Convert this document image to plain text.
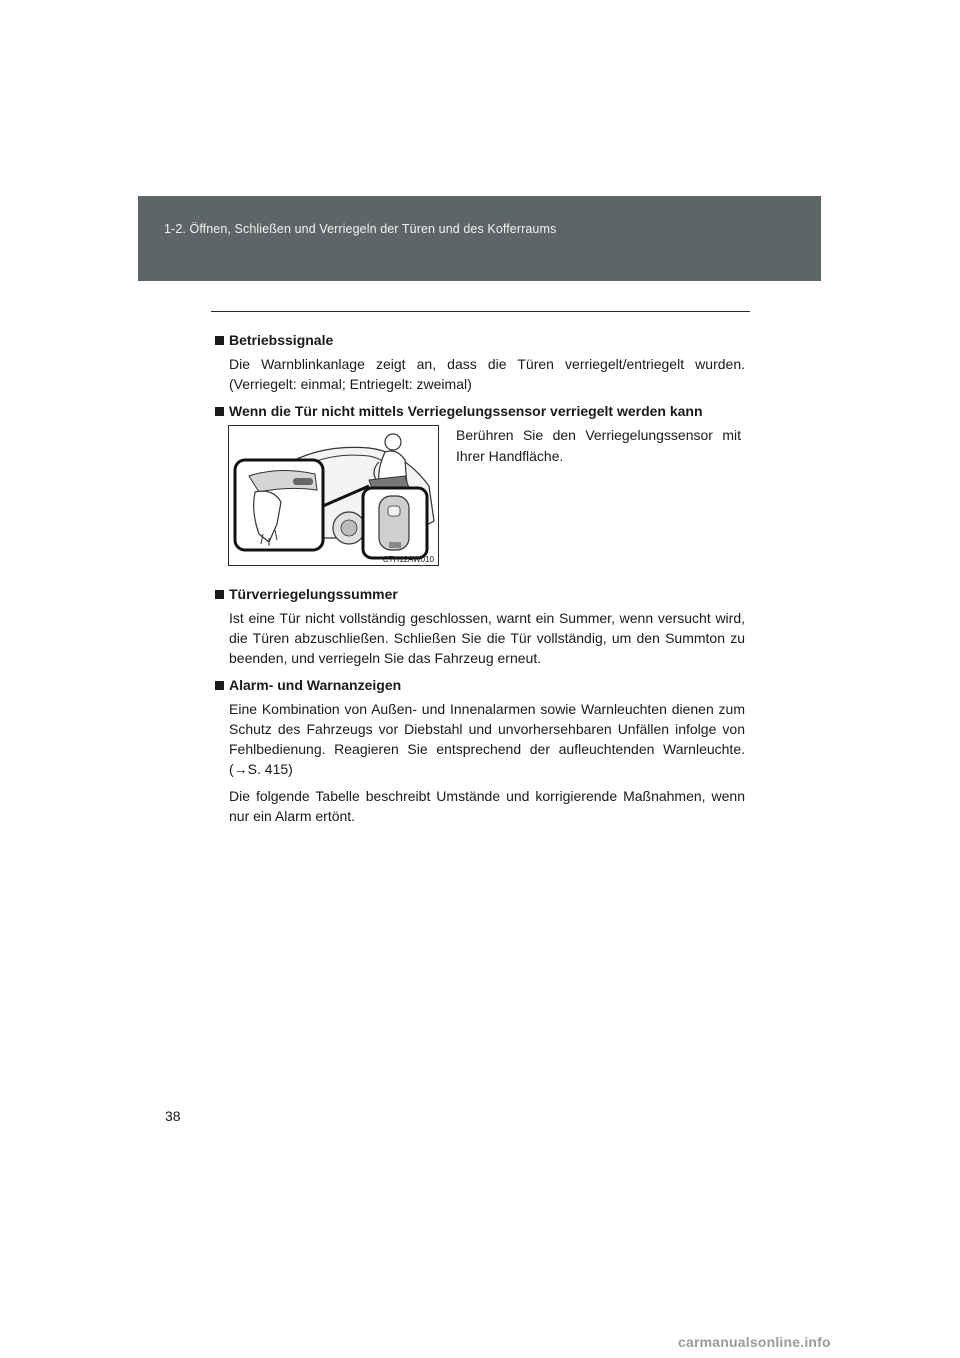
1-2. Öffnen, Schließen und Verriegeln der Türen und des Kofferraums
Betriebssignale
Die Warnblinkanlage zeigt an, dass die Türen verriegelt/entriegelt wurden. (Verriegelt: einmal; Entriegelt: zweimal)
Wenn die Tür nicht mittels Verriegelungssensor verriegelt werden kann
CTH12AW010
Berühren Sie den Verriegelungssensor mit Ihrer Handfläche.
Türverriegelungssummer
Ist eine Tür nicht vollständig geschlossen, warnt ein Summer, wenn versucht wird, die Türen abzuschließen. Schließen Sie die Tür vollständig, um den Summton zu beenden, und verriegeln Sie das Fahrzeug erneut.
Alarm- und Warnanzeigen
Eine Kombination von Außen- und Innenalarmen sowie Warnleuchten dienen zum Schutz des Fahrzeugs vor Diebstahl und unvorhersehbaren Unfällen infolge von Fehlbedienung. Reagieren Sie entsprechend der aufleuchtenden Warnleuchte. (→S. 415)
Die folgende Tabelle beschreibt Umstände und korrigierende Maßnahmen, wenn nur ein Alarm ertönt.
38
carmanualsonline.info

● ● ● ● ● ● ●

Written request: Reproduce the whole listing word for word, setting aside any pictures.

Response for this exercise:
Convert this document image to plain text.
1-2. Öffnen, Schließen und Verriegeln der Türen und des Kofferraums
Betriebssignale
Die Warnblinkanlage zeigt an, dass die Türen verriegelt/entriegelt wurden. (Verriegelt: einmal; Entriegelt: zweimal)
Wenn die Tür nicht mittels Verriegelungssensor verriegelt werden kann
CTH12AW010
Berühren Sie den Verriegelungssensor mit Ihrer Handfläche.
Türverriegelungssummer
Ist eine Tür nicht vollständig geschlossen, warnt ein Summer, wenn versucht wird, die Türen abzuschließen. Schließen Sie die Tür vollständig, um den Summton zu beenden, und verriegeln Sie das Fahrzeug erneut.
Alarm- und Warnanzeigen
Eine Kombination von Außen- und Innenalarmen sowie Warnleuchten dienen zum Schutz des Fahrzeugs vor Diebstahl und unvorhersehbaren Unfällen infolge von Fehlbedienung. Reagieren Sie entsprechend der aufleuchtenden Warnleuchte. (→S. 415)
Die folgende Tabelle beschreibt Umstände und korrigierende Maßnahmen, wenn nur ein Alarm ertönt.
38
carmanualsonline.info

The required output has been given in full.